■ **Dataset records**:
'''

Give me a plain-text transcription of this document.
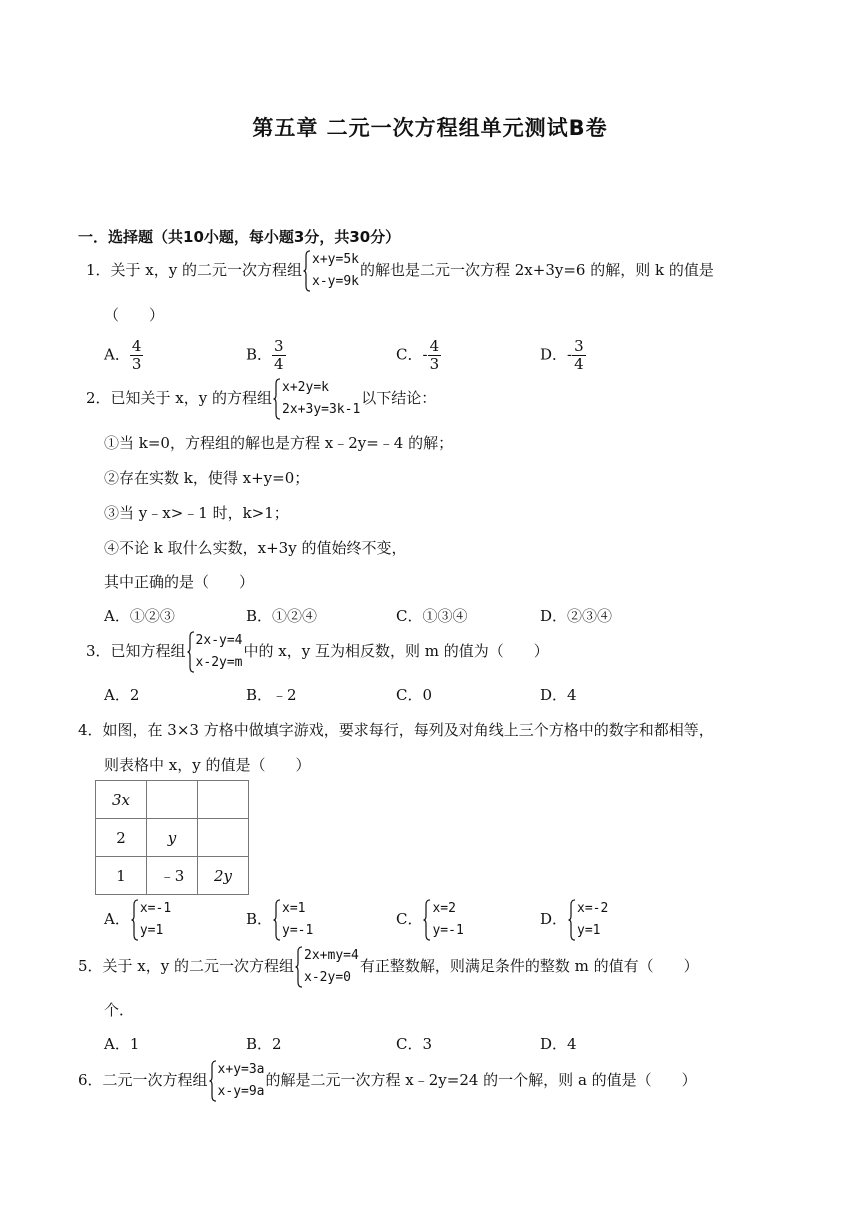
第五章 二元一次方程组单元测试B卷
一．选择题（共10小题，每小题3分，共30分）
1．关于 x，y 的二元一次方程组
x+y=5k
x-y=9k
的解也是二元一次方程 2x+3y=6 的解，则 k 的值是
（　　）
A． $\frac{4}{3}$	B． $\frac{3}{4}$	C．- $\frac{4}{3}$	D．- $\frac{3}{4}$
2．已知关于 x，y 的方程组
x+2y=k
2x+3y=3k-1
以下结论：
①当 k=0，方程组的解也是方程 x﹣2y=﹣4 的解；
②存在实数 k，使得 x+y=0；
③当 y﹣x>﹣1 时，k>1；
④不论 k 取什么实数，x+3y 的值始终不变，
其中正确的是（　　）
A．①②③	B．①②④	C．①③④	D．②③④
3．已知方程组
2x-y=4
x-2y=m
中的 x，y 互为相反数，则 m 的值为（　　）
A．2	B．﹣2	C．0	D．4
4．如图，在 3×3 方格中做填字游戏，要求每行，每列及对角线上三个方格中的数字和都相等，
则表格中 x，y 的值是（　　）
3x		
2	y	
1	﹣3	2y
A．
x=-1
y=1
B．
x=1
y=-1
C．
x=2
y=-1
D．
x=-2
y=1
5．关于 x，y 的二元一次方程组
2x+my=4
x-2y=0
有正整数解，则满足条件的整数 m 的值有（　　）
个．
A．1	B．2	C．3	D．4
6．二元一次方程组
x+y=3a
x-y=9a
的解是二元一次方程 x﹣2y=24 的一个解，则 a 的值是（　　）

'''

■ **What is required**: Transcribe each entry above exactly, apart from the pictures.

■ **Response to this exercise**:
Give me a plain-text transcription of this document.
第五章 二元一次方程组单元测试B卷
一．选择题（共10小题，每小题3分，共30分）
1．关于 x，y 的二元一次方程组
x+y=5k
x-y=9k
的解也是二元一次方程 2x+3y=6 的解，则 k 的值是
（　　）
A． $\frac{4}{3}$	B． $\frac{3}{4}$	C．- $\frac{4}{3}$	D．- $\frac{3}{4}$
2．已知关于 x，y 的方程组
x+2y=k
2x+3y=3k-1
以下结论：
①当 k=0，方程组的解也是方程 x﹣2y=﹣4 的解；
②存在实数 k，使得 x+y=0；
③当 y﹣x>﹣1 时，k>1；
④不论 k 取什么实数，x+3y 的值始终不变，
其中正确的是（　　）
A．①②③	B．①②④	C．①③④	D．②③④
3．已知方程组
2x-y=4
x-2y=m
中的 x，y 互为相反数，则 m 的值为（　　）
A．2	B．﹣2	C．0	D．4
4．如图，在 3×3 方格中做填字游戏，要求每行，每列及对角线上三个方格中的数字和都相等，
则表格中 x，y 的值是（　　）
3x		
2	y	
1	﹣3	2y
A．
x=-1
y=1
B．
x=1
y=-1
C．
x=2
y=-1
D．
x=-2
y=1
5．关于 x，y 的二元一次方程组
2x+my=4
x-2y=0
有正整数解，则满足条件的整数 m 的值有（　　）
个．
A．1	B．2	C．3	D．4
6．二元一次方程组
x+y=3a
x-y=9a
的解是二元一次方程 x﹣2y=24 的一个解，则 a 的值是（　　）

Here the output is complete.